WRITTEN REQUEST>
Repeat exactly each line of the data provided below.

(Figure record listings)
=====

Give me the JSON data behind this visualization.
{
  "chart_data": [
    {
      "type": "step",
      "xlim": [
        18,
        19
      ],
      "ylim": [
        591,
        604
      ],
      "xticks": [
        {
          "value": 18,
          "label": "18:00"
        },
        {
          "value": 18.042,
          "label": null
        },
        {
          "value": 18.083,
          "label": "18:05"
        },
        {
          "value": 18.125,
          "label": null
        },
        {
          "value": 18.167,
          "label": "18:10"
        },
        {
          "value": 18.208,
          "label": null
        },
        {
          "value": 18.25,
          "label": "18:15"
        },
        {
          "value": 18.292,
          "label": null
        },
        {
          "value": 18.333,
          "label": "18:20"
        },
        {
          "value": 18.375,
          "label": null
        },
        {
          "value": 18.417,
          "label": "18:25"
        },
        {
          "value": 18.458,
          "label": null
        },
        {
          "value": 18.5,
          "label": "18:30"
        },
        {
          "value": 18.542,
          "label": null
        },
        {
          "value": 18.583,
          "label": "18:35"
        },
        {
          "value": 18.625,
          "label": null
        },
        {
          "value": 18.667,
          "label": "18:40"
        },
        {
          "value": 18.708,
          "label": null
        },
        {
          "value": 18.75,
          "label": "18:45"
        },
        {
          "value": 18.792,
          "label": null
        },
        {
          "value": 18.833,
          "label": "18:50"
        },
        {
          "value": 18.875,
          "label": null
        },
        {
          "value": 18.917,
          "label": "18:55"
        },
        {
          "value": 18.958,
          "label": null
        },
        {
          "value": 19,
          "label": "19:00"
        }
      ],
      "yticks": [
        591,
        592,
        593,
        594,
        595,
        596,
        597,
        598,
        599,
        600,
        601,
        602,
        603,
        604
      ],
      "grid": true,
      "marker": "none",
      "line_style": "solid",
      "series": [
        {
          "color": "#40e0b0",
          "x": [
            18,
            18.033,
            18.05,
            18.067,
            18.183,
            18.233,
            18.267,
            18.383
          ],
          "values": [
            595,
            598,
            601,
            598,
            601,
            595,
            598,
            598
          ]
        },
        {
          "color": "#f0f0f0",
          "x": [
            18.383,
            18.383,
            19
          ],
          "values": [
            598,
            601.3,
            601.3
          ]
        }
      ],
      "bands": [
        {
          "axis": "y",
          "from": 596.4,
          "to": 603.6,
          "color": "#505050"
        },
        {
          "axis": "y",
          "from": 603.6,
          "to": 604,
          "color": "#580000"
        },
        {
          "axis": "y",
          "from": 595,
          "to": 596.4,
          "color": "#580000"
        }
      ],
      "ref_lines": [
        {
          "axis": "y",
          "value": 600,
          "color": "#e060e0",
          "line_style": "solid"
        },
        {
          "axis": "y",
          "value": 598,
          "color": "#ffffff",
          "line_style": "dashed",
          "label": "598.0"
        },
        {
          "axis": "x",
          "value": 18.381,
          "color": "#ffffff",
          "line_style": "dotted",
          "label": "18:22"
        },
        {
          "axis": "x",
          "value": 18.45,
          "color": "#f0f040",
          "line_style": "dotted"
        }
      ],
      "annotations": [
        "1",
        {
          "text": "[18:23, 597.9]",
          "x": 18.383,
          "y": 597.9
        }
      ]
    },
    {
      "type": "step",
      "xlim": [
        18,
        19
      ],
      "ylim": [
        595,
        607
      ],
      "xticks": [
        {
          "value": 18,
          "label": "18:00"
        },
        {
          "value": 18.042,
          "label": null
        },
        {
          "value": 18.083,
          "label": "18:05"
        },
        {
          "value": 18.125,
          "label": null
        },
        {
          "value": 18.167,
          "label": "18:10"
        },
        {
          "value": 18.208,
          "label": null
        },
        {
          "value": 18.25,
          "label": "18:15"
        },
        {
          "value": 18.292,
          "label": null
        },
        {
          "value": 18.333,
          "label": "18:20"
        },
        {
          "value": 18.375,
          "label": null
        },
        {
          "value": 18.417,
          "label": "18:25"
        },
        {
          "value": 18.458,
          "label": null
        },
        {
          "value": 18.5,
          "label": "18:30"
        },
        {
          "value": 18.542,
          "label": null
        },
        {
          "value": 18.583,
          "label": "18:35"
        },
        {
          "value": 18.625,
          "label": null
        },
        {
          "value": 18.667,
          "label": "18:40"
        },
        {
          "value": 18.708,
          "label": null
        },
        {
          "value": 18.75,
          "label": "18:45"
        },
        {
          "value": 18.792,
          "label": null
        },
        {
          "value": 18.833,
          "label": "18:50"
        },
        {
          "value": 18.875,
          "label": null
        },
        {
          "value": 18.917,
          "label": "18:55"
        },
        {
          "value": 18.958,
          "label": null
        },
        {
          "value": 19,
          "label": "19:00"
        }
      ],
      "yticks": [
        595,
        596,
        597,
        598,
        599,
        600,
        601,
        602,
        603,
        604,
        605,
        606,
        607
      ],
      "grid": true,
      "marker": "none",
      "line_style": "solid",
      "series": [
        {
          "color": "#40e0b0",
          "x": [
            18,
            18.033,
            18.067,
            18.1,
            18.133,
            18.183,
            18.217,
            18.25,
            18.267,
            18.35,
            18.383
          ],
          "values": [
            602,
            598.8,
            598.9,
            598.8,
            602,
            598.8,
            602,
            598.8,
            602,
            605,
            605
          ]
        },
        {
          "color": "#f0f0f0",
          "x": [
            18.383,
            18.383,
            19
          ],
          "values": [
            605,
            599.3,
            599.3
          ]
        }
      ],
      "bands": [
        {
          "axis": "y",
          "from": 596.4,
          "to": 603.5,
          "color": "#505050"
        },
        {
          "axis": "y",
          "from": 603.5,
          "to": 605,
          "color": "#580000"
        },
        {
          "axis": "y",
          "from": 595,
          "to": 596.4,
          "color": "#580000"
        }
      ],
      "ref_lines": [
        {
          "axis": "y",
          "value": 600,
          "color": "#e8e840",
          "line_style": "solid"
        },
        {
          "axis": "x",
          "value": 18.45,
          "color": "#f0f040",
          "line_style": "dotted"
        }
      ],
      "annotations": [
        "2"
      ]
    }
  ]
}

=====

SOLUTION FOR THIS PROBLEM>
Give me the JSON data behind this visualization.
{
  "chart_data": [
    {
      "type": "step",
      "xlim": [
        18,
        19
      ],
      "ylim": [
        591,
        604
      ],
      "xticks": [
        {
          "value": 18,
          "label": "18:00"
        },
        {
          "value": 18.042,
          "label": null
        },
        {
          "value": 18.083,
          "label": "18:05"
        },
        {
          "value": 18.125,
          "label": null
        },
        {
          "value": 18.167,
          "label": "18:10"
        },
        {
          "value": 18.208,
          "label": null
        },
        {
          "value": 18.25,
          "label": "18:15"
        },
        {
          "value": 18.292,
          "label": null
        },
        {
          "value": 18.333,
          "label": "18:20"
        },
        {
          "value": 18.375,
          "label": null
        },
        {
          "value": 18.417,
          "label": "18:25"
        },
        {
          "value": 18.458,
          "label": null
        },
        {
          "value": 18.5,
          "label": "18:30"
        },
        {
          "value": 18.542,
          "label": null
        },
        {
          "value": 18.583,
          "label": "18:35"
        },
        {
          "value": 18.625,
          "label": null
        },
        {
          "value": 18.667,
          "label": "18:40"
        },
        {
          "value": 18.708,
          "label": null
        },
        {
          "value": 18.75,
          "label": "18:45"
        },
        {
          "value": 18.792,
          "label": null
        },
        {
          "value": 18.833,
          "label": "18:50"
        },
        {
          "value": 18.875,
          "label": null
        },
        {
          "value": 18.917,
          "label": "18:55"
        },
        {
          "value": 18.958,
          "label": null
        },
        {
          "value": 19,
          "label": "19:00"
        }
      ],
      "yticks": [
        591,
        592,
        593,
        594,
        595,
        596,
        597,
        598,
        599,
        600,
        601,
        602,
        603,
        604
      ],
      "grid": true,
      "marker": "none",
      "line_style": "solid",
      "series": [
        {
          "color": "#40e0b0",
          "x": [
            18,
            18.033,
            18.05,
            18.067,
            18.183,
            18.233,
            18.267,
            18.383
          ],
          "values": [
            595,
            598,
            601,
            598,
            601,
            595,
            598,
            598
          ]
        },
        {
          "color": "#f0f0f0",
          "x": [
            18.383,
            18.383,
            19
          ],
          "values": [
            598,
            601.3,
            601.3
          ]
        }
      ],
      "bands": [
        {
          "axis": "y",
          "from": 596.4,
          "to": 603.6,
          "color": "#505050"
        },
        {
          "axis": "y",
          "from": 603.6,
          "to": 604,
          "color": "#580000"
        },
        {
          "axis": "y",
          "from": 595,
          "to": 596.4,
          "color": "#580000"
        }
      ],
      "ref_lines": [
        {
          "axis": "y",
          "value": 600,
          "color": "#e060e0",
          "line_style": "solid"
        },
        {
          "axis": "y",
          "value": 598,
          "color": "#ffffff",
          "line_style": "dashed",
          "label": "598.0"
        },
        {
          "axis": "x",
          "value": 18.381,
          "color": "#ffffff",
          "line_style": "dotted",
          "label": "18:22"
        },
        {
          "axis": "x",
          "value": 18.45,
          "color": "#f0f040",
          "line_style": "dotted"
        }
      ],
      "annotations": [
        "1",
        {
          "text": "[18:23, 597.9]",
          "x": 18.383,
          "y": 597.9
        }
      ]
    },
    {
      "type": "step",
      "xlim": [
        18,
        19
      ],
      "ylim": [
        595,
        607
      ],
      "xticks": [
        {
          "value": 18,
          "label": "18:00"
        },
        {
          "value": 18.042,
          "label": null
        },
        {
          "value": 18.083,
          "label": "18:05"
        },
        {
          "value": 18.125,
          "label": null
        },
        {
          "value": 18.167,
          "label": "18:10"
        },
        {
          "value": 18.208,
          "label": null
        },
        {
          "value": 18.25,
          "label": "18:15"
        },
        {
          "value": 18.292,
          "label": null
        },
        {
          "value": 18.333,
          "label": "18:20"
        },
        {
          "value": 18.375,
          "label": null
        },
        {
          "value": 18.417,
          "label": "18:25"
        },
        {
          "value": 18.458,
          "label": null
        },
        {
          "value": 18.5,
          "label": "18:30"
        },
        {
          "value": 18.542,
          "label": null
        },
        {
          "value": 18.583,
          "label": "18:35"
        },
        {
          "value": 18.625,
          "label": null
        },
        {
          "value": 18.667,
          "label": "18:40"
        },
        {
          "value": 18.708,
          "label": null
        },
        {
          "value": 18.75,
          "label": "18:45"
        },
        {
          "value": 18.792,
          "label": null
        },
        {
          "value": 18.833,
          "label": "18:50"
        },
        {
          "value": 18.875,
          "label": null
        },
        {
          "value": 18.917,
          "label": "18:55"
        },
        {
          "value": 18.958,
          "label": null
        },
        {
          "value": 19,
          "label": "19:00"
        }
      ],
      "yticks": [
        595,
        596,
        597,
        598,
        599,
        600,
        601,
        602,
        603,
        604,
        605,
        606,
        607
      ],
      "grid": true,
      "marker": "none",
      "line_style": "solid",
      "series": [
        {
          "color": "#40e0b0",
          "x": [
            18,
            18.033,
            18.067,
            18.1,
            18.133,
            18.183,
            18.217,
            18.25,
            18.267,
            18.35,
            18.383
          ],
          "values": [
            602,
            598.8,
            598.9,
            598.8,
            602,
            598.8,
            602,
            598.8,
            602,
            605,
            605
          ]
        },
        {
          "color": "#f0f0f0",
          "x": [
            18.383,
            18.383,
            19
          ],
          "values": [
            605,
            599.3,
            599.3
          ]
        }
      ],
      "bands": [
        {
          "axis": "y",
          "from": 596.4,
          "to": 603.5,
          "color": "#505050"
        },
        {
          "axis": "y",
          "from": 603.5,
          "to": 605,
          "color": "#580000"
        },
        {
          "axis": "y",
          "from": 595,
          "to": 596.4,
          "color": "#580000"
        }
      ],
      "ref_lines": [
        {
          "axis": "y",
          "value": 600,
          "color": "#e8e840",
          "line_style": "solid"
        },
        {
          "axis": "x",
          "value": 18.45,
          "color": "#f0f040",
          "line_style": "dotted"
        }
      ],
      "annotations": [
        "2"
      ]
    }
  ]
}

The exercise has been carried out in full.